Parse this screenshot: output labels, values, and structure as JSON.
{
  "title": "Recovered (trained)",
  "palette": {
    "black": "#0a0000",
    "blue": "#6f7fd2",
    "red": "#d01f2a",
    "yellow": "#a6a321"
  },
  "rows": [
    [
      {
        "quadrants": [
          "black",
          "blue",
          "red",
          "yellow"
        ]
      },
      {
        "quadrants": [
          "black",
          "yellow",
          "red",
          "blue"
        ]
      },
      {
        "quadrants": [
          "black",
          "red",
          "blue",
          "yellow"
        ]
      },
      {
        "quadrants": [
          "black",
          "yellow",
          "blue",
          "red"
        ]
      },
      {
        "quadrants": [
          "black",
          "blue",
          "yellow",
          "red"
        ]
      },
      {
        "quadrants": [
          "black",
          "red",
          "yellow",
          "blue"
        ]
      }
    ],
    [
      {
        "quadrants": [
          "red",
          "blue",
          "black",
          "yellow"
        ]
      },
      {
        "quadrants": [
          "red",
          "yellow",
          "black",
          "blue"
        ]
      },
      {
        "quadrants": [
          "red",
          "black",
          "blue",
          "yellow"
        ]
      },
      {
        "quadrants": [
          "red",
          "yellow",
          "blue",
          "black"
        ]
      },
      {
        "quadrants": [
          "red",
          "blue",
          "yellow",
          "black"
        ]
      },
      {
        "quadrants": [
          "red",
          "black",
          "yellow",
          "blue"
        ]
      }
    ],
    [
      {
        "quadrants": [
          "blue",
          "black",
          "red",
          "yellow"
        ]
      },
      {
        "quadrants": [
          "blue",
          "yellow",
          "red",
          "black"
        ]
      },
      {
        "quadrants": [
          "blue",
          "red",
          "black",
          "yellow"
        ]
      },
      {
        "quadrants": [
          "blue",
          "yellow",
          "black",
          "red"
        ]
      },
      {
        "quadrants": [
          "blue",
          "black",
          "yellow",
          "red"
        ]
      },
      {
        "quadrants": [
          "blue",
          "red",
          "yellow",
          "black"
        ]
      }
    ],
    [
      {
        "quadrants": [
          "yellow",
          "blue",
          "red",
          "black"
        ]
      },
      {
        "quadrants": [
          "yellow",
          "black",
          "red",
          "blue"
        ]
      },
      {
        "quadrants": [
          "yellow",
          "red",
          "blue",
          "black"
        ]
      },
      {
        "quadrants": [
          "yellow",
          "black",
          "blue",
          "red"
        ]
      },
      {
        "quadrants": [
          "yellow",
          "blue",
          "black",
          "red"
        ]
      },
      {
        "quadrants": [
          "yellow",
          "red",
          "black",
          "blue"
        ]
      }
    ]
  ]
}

> _DIRECTIONS_
Repeat all the entries exactly as given.

> _CORRECT RESULT_
Parse this screenshot: output labels, values, and structure as JSON.
{
  "title": "Recovered (trained)",
  "palette": {
    "black": "#0a0000",
    "blue": "#6f7fd2",
    "red": "#d01f2a",
    "yellow": "#a6a321"
  },
  "rows": [
    [
      {
        "quadrants": [
          "black",
          "blue",
          "red",
          "yellow"
        ]
      },
      {
        "quadrants": [
          "black",
          "yellow",
          "red",
          "blue"
        ]
      },
      {
        "quadrants": [
          "black",
          "red",
          "blue",
          "yellow"
        ]
      },
      {
        "quadrants": [
          "black",
          "yellow",
          "blue",
          "red"
        ]
      },
      {
        "quadrants": [
          "black",
          "blue",
          "yellow",
          "red"
        ]
      },
      {
        "quadrants": [
          "black",
          "red",
          "yellow",
          "blue"
        ]
      }
    ],
    [
      {
        "quadrants": [
          "red",
          "blue",
          "black",
          "yellow"
        ]
      },
      {
        "quadrants": [
          "red",
          "yellow",
          "black",
          "blue"
        ]
      },
      {
        "quadrants": [
          "red",
          "black",
          "blue",
          "yellow"
        ]
      },
      {
        "quadrants": [
          "red",
          "yellow",
          "blue",
          "black"
        ]
      },
      {
        "quadrants": [
          "red",
          "blue",
          "yellow",
          "black"
        ]
      },
      {
        "quadrants": [
          "red",
          "black",
          "yellow",
          "blue"
        ]
      }
    ],
    [
      {
        "quadrants": [
          "blue",
          "black",
          "red",
          "yellow"
        ]
      },
      {
        "quadrants": [
          "blue",
          "yellow",
          "red",
          "black"
        ]
      },
      {
        "quadrants": [
          "blue",
          "red",
          "black",
          "yellow"
        ]
      },
      {
        "quadrants": [
          "blue",
          "yellow",
          "black",
          "red"
        ]
      },
      {
        "quadrants": [
          "blue",
          "black",
          "yellow",
          "red"
        ]
      },
      {
        "quadrants": [
          "blue",
          "red",
          "yellow",
          "black"
        ]
      }
    ],
    [
      {
        "quadrants": [
          "yellow",
          "blue",
          "red",
          "black"
        ]
      },
      {
        "quadrants": [
          "yellow",
          "black",
          "red",
          "blue"
        ]
      },
      {
        "quadrants": [
          "yellow",
          "red",
          "blue",
          "black"
        ]
      },
      {
        "quadrants": [
          "yellow",
          "black",
          "blue",
          "red"
        ]
      },
      {
        "quadrants": [
          "yellow",
          "blue",
          "black",
          "red"
        ]
      },
      {
        "quadrants": [
          "yellow",
          "red",
          "black",
          "blue"
        ]
      }
    ]
  ]
}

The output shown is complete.